## [PROVIDED MATERIAL]
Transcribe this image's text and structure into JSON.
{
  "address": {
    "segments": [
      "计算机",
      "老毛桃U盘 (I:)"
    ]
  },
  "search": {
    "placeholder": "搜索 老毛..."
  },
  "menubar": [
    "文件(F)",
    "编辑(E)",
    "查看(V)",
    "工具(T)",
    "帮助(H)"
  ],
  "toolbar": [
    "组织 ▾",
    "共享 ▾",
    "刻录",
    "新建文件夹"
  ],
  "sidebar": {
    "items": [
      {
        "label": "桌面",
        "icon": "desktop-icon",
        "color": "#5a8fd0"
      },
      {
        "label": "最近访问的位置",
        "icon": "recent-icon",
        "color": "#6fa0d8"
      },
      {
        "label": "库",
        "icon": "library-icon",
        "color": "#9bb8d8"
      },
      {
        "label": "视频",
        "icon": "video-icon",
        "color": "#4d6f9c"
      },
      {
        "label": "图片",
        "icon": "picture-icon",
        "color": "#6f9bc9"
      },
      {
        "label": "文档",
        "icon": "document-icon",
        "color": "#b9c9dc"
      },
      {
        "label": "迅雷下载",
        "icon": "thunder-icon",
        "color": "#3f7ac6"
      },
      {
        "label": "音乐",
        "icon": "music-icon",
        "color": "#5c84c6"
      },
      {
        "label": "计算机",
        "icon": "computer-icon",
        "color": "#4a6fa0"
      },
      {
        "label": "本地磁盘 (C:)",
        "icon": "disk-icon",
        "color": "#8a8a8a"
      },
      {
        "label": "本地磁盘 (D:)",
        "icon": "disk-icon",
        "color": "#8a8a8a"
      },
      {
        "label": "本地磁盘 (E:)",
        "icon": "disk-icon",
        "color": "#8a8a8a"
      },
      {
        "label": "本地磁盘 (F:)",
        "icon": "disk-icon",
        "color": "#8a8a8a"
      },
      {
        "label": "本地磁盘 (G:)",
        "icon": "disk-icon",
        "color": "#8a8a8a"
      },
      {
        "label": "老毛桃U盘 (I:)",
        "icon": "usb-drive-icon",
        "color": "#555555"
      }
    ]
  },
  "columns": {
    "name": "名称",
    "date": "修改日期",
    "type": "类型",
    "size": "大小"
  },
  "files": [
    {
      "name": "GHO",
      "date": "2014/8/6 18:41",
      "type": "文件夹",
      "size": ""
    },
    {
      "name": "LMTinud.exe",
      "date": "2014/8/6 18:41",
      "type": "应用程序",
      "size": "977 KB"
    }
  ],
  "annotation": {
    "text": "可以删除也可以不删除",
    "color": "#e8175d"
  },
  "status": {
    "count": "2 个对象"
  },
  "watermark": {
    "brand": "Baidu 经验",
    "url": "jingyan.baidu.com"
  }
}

## [WHAT YOU WILL DO]
Copy the data above in full, character for character.

## [EXERCISE OUTPUT]
Transcribe this image's text and structure into JSON.
{
  "address": {
    "segments": [
      "计算机",
      "老毛桃U盘 (I:)"
    ]
  },
  "search": {
    "placeholder": "搜索 老毛..."
  },
  "menubar": [
    "文件(F)",
    "编辑(E)",
    "查看(V)",
    "工具(T)",
    "帮助(H)"
  ],
  "toolbar": [
    "组织 ▾",
    "共享 ▾",
    "刻录",
    "新建文件夹"
  ],
  "sidebar": {
    "items": [
      {
        "label": "桌面",
        "icon": "desktop-icon",
        "color": "#5a8fd0"
      },
      {
        "label": "最近访问的位置",
        "icon": "recent-icon",
        "color": "#6fa0d8"
      },
      {
        "label": "库",
        "icon": "library-icon",
        "color": "#9bb8d8"
      },
      {
        "label": "视频",
        "icon": "video-icon",
        "color": "#4d6f9c"
      },
      {
        "label": "图片",
        "icon": "picture-icon",
        "color": "#6f9bc9"
      },
      {
        "label": "文档",
        "icon": "document-icon",
        "color": "#b9c9dc"
      },
      {
        "label": "迅雷下载",
        "icon": "thunder-icon",
        "color": "#3f7ac6"
      },
      {
        "label": "音乐",
        "icon": "music-icon",
        "color": "#5c84c6"
      },
      {
        "label": "计算机",
        "icon": "computer-icon",
        "color": "#4a6fa0"
      },
      {
        "label": "本地磁盘 (C:)",
        "icon": "disk-icon",
        "color": "#8a8a8a"
      },
      {
        "label": "本地磁盘 (D:)",
        "icon": "disk-icon",
        "color": "#8a8a8a"
      },
      {
        "label": "本地磁盘 (E:)",
        "icon": "disk-icon",
        "color": "#8a8a8a"
      },
      {
        "label": "本地磁盘 (F:)",
        "icon": "disk-icon",
        "color": "#8a8a8a"
      },
      {
        "label": "本地磁盘 (G:)",
        "icon": "disk-icon",
        "color": "#8a8a8a"
      },
      {
        "label": "老毛桃U盘 (I:)",
        "icon": "usb-drive-icon",
        "color": "#555555"
      }
    ]
  },
  "columns": {
    "name": "名称",
    "date": "修改日期",
    "type": "类型",
    "size": "大小"
  },
  "files": [
    {
      "name": "GHO",
      "date": "2014/8/6 18:41",
      "type": "文件夹",
      "size": ""
    },
    {
      "name": "LMTinud.exe",
      "date": "2014/8/6 18:41",
      "type": "应用程序",
      "size": "977 KB"
    }
  ],
  "annotation": {
    "text": "可以删除也可以不删除",
    "color": "#e8175d"
  },
  "status": {
    "count": "2 个对象"
  },
  "watermark": {
    "brand": "Baidu 经验",
    "url": "jingyan.baidu.com"
  }
}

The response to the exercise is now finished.